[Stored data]
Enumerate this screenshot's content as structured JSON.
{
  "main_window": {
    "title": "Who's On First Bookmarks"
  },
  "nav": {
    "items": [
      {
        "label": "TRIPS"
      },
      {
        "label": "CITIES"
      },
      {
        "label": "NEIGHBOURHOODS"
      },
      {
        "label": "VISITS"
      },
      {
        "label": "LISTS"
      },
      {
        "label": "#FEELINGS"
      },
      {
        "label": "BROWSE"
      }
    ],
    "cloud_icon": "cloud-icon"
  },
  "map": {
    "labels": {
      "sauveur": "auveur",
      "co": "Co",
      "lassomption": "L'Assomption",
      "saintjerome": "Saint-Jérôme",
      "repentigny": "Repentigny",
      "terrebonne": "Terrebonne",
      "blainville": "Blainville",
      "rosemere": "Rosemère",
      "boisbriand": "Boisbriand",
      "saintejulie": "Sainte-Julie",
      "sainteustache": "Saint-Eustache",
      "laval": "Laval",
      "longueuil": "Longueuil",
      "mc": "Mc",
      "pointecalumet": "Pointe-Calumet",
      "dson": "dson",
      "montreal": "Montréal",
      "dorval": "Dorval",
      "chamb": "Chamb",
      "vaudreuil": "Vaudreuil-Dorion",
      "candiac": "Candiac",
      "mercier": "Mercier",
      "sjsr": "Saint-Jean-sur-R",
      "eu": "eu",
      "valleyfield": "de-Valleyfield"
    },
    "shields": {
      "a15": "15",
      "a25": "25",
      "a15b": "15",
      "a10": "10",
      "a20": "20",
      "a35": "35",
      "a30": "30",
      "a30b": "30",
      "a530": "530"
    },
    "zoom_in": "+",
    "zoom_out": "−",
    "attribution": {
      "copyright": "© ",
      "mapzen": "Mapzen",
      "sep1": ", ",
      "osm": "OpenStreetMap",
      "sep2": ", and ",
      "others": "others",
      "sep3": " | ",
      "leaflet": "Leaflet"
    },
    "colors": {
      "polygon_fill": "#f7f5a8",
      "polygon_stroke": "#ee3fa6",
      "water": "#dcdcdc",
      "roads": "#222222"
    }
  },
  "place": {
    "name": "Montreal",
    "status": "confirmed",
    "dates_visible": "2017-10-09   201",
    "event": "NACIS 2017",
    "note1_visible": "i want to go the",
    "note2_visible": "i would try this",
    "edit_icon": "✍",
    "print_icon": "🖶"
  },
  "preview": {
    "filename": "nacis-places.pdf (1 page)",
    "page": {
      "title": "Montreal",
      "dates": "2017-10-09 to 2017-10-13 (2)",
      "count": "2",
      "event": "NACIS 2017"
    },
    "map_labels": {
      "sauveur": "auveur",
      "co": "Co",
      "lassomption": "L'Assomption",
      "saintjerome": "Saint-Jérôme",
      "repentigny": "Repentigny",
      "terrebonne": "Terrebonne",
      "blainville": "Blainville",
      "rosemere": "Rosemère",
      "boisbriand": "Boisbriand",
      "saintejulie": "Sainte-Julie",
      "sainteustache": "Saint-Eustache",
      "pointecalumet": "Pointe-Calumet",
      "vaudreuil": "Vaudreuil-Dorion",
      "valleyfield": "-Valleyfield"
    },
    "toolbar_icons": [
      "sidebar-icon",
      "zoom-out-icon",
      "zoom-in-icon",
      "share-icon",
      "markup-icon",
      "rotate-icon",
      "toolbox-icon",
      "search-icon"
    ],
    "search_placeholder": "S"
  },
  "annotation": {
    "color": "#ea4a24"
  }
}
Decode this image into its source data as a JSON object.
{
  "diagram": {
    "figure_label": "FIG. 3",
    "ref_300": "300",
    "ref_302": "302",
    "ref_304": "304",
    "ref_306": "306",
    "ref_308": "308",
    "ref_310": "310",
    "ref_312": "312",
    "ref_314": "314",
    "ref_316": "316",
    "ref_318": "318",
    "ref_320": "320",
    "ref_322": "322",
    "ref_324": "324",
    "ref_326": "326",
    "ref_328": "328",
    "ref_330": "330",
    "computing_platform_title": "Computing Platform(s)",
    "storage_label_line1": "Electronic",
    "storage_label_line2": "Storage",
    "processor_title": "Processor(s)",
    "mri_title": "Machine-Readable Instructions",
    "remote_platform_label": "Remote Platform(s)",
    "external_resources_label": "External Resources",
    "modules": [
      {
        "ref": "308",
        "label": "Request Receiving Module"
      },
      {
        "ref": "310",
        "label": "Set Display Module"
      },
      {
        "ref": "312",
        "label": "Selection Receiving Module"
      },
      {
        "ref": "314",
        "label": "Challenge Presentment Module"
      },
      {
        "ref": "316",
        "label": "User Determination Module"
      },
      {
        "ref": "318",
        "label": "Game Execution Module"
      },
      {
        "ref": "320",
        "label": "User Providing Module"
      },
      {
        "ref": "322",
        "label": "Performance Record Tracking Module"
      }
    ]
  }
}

- _WHAT IS ASKED_
Every line above needs to be retyped exactly.

- _THE COMPLETED TASK_
Enumerate this screenshot's content as structured JSON.
{
  "main_window": {
    "title": "Who's On First Bookmarks"
  },
  "nav": {
    "items": [
      {
        "label": "TRIPS"
      },
      {
        "label": "CITIES"
      },
      {
        "label": "NEIGHBOURHOODS"
      },
      {
        "label": "VISITS"
      },
      {
        "label": "LISTS"
      },
      {
        "label": "#FEELINGS"
      },
      {
        "label": "BROWSE"
      }
    ],
    "cloud_icon": "cloud-icon"
  },
  "map": {
    "labels": {
      "sauveur": "auveur",
      "co": "Co",
      "lassomption": "L'Assomption",
      "saintjerome": "Saint-Jérôme",
      "repentigny": "Repentigny",
      "terrebonne": "Terrebonne",
      "blainville": "Blainville",
      "rosemere": "Rosemère",
      "boisbriand": "Boisbriand",
      "saintejulie": "Sainte-Julie",
      "sainteustache": "Saint-Eustache",
      "laval": "Laval",
      "longueuil": "Longueuil",
      "mc": "Mc",
      "pointecalumet": "Pointe-Calumet",
      "dson": "dson",
      "montreal": "Montréal",
      "dorval": "Dorval",
      "chamb": "Chamb",
      "vaudreuil": "Vaudreuil-Dorion",
      "candiac": "Candiac",
      "mercier": "Mercier",
      "sjsr": "Saint-Jean-sur-R",
      "eu": "eu",
      "valleyfield": "de-Valleyfield"
    },
    "shields": {
      "a15": "15",
      "a25": "25",
      "a15b": "15",
      "a10": "10",
      "a20": "20",
      "a35": "35",
      "a30": "30",
      "a30b": "30",
      "a530": "530"
    },
    "zoom_in": "+",
    "zoom_out": "−",
    "attribution": {
      "copyright": "© ",
      "mapzen": "Mapzen",
      "sep1": ", ",
      "osm": "OpenStreetMap",
      "sep2": ", and ",
      "others": "others",
      "sep3": " | ",
      "leaflet": "Leaflet"
    },
    "colors": {
      "polygon_fill": "#f7f5a8",
      "polygon_stroke": "#ee3fa6",
      "water": "#dcdcdc",
      "roads": "#222222"
    }
  },
  "place": {
    "name": "Montreal",
    "status": "confirmed",
    "dates_visible": "2017-10-09   201",
    "event": "NACIS 2017",
    "note1_visible": "i want to go the",
    "note2_visible": "i would try this",
    "edit_icon": "✍",
    "print_icon": "🖶"
  },
  "preview": {
    "filename": "nacis-places.pdf (1 page)",
    "page": {
      "title": "Montreal",
      "dates": "2017-10-09 to 2017-10-13 (2)",
      "count": "2",
      "event": "NACIS 2017"
    },
    "map_labels": {
      "sauveur": "auveur",
      "co": "Co",
      "lassomption": "L'Assomption",
      "saintjerome": "Saint-Jérôme",
      "repentigny": "Repentigny",
      "terrebonne": "Terrebonne",
      "blainville": "Blainville",
      "rosemere": "Rosemère",
      "boisbriand": "Boisbriand",
      "saintejulie": "Sainte-Julie",
      "sainteustache": "Saint-Eustache",
      "pointecalumet": "Pointe-Calumet",
      "vaudreuil": "Vaudreuil-Dorion",
      "valleyfield": "-Valleyfield"
    },
    "toolbar_icons": [
      "sidebar-icon",
      "zoom-out-icon",
      "zoom-in-icon",
      "share-icon",
      "markup-icon",
      "rotate-icon",
      "toolbox-icon",
      "search-icon"
    ],
    "search_placeholder": "S"
  },
  "annotation": {
    "color": "#ea4a24"
  }
}
Decode this image into its source data as a JSON object.
{
  "diagram": {
    "figure_label": "FIG. 3",
    "ref_300": "300",
    "ref_302": "302",
    "ref_304": "304",
    "ref_306": "306",
    "ref_308": "308",
    "ref_310": "310",
    "ref_312": "312",
    "ref_314": "314",
    "ref_316": "316",
    "ref_318": "318",
    "ref_320": "320",
    "ref_322": "322",
    "ref_324": "324",
    "ref_326": "326",
    "ref_328": "328",
    "ref_330": "330",
    "computing_platform_title": "Computing Platform(s)",
    "storage_label_line1": "Electronic",
    "storage_label_line2": "Storage",
    "processor_title": "Processor(s)",
    "mri_title": "Machine-Readable Instructions",
    "remote_platform_label": "Remote Platform(s)",
    "external_resources_label": "External Resources",
    "modules": [
      {
        "ref": "308",
        "label": "Request Receiving Module"
      },
      {
        "ref": "310",
        "label": "Set Display Module"
      },
      {
        "ref": "312",
        "label": "Selection Receiving Module"
      },
      {
        "ref": "314",
        "label": "Challenge Presentment Module"
      },
      {
        "ref": "316",
        "label": "User Determination Module"
      },
      {
        "ref": "318",
        "label": "Game Execution Module"
      },
      {
        "ref": "320",
        "label": "User Providing Module"
      },
      {
        "ref": "322",
        "label": "Performance Record Tracking Module"
      }
    ]
  }
}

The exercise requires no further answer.